--- Begin SUPPLIED DATA ---

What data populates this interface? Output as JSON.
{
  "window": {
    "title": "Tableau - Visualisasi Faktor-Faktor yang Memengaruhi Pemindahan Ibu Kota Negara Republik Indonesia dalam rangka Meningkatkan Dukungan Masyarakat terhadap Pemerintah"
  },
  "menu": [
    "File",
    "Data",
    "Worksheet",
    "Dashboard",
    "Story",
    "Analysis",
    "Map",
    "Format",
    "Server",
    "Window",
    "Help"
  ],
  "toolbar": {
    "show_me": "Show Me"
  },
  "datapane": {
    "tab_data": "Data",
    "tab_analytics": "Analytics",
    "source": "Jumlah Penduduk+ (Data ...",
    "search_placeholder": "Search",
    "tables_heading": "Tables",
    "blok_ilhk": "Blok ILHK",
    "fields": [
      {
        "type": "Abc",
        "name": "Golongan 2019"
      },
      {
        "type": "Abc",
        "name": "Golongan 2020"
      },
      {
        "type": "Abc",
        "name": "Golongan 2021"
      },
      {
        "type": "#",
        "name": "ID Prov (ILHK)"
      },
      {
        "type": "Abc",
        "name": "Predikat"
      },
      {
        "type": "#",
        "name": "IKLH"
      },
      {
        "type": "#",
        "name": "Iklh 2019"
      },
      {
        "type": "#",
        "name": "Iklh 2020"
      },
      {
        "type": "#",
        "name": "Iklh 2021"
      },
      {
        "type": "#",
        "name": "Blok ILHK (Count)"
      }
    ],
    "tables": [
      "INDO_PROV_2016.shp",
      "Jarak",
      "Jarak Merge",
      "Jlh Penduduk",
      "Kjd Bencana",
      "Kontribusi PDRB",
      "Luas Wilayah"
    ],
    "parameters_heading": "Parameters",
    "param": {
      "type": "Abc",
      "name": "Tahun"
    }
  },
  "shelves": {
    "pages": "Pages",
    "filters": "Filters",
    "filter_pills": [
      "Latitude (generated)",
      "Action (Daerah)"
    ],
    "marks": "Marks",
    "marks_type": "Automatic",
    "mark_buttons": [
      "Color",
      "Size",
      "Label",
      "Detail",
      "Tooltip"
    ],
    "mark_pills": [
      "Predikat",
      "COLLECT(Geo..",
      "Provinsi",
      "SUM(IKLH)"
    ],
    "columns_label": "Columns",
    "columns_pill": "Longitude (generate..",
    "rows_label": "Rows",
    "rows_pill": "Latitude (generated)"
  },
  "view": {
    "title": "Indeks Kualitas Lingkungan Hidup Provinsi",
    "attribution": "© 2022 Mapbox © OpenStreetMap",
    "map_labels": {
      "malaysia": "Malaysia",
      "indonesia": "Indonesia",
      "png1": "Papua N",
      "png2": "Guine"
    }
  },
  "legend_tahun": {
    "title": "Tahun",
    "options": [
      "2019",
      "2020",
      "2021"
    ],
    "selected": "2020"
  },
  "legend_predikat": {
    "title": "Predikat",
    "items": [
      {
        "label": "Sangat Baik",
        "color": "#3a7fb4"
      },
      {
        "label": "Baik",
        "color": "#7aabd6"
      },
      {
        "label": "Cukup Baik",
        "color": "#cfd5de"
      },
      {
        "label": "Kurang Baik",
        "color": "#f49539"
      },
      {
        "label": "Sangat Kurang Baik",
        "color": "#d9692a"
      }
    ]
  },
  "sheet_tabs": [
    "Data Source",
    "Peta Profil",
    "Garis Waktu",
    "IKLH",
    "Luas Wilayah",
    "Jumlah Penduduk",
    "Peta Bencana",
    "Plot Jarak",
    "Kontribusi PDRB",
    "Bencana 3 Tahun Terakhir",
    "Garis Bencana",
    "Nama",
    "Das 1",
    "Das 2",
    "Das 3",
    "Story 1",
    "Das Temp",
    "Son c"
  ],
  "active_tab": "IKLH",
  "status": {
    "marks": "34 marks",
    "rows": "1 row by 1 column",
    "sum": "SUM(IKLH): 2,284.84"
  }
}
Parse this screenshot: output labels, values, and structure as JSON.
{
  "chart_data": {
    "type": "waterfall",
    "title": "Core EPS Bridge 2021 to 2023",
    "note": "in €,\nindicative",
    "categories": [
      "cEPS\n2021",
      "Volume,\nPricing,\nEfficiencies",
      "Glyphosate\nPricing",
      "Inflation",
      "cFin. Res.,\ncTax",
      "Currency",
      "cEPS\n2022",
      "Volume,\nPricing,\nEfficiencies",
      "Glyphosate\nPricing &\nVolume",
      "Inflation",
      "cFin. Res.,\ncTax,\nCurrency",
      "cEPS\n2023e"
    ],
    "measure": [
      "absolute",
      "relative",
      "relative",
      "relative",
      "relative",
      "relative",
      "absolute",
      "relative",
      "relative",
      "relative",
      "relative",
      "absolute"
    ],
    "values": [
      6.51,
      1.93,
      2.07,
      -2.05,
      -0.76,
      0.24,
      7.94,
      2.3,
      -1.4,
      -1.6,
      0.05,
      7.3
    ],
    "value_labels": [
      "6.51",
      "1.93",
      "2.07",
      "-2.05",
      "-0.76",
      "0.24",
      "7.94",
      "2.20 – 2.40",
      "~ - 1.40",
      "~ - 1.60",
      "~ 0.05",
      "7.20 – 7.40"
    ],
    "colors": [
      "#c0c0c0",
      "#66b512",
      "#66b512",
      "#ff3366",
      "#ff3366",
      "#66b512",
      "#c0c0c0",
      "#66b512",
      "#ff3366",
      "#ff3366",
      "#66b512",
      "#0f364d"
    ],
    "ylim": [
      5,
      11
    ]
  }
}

--- End SUPPLIED DATA ---

Where a line of the material above holds the string "Bencana", copy that line.

      "Kjd Bencana",
    "Peta Bencana",
    "Bencana 3 Tahun Terakhir",
    "Garis Bencana",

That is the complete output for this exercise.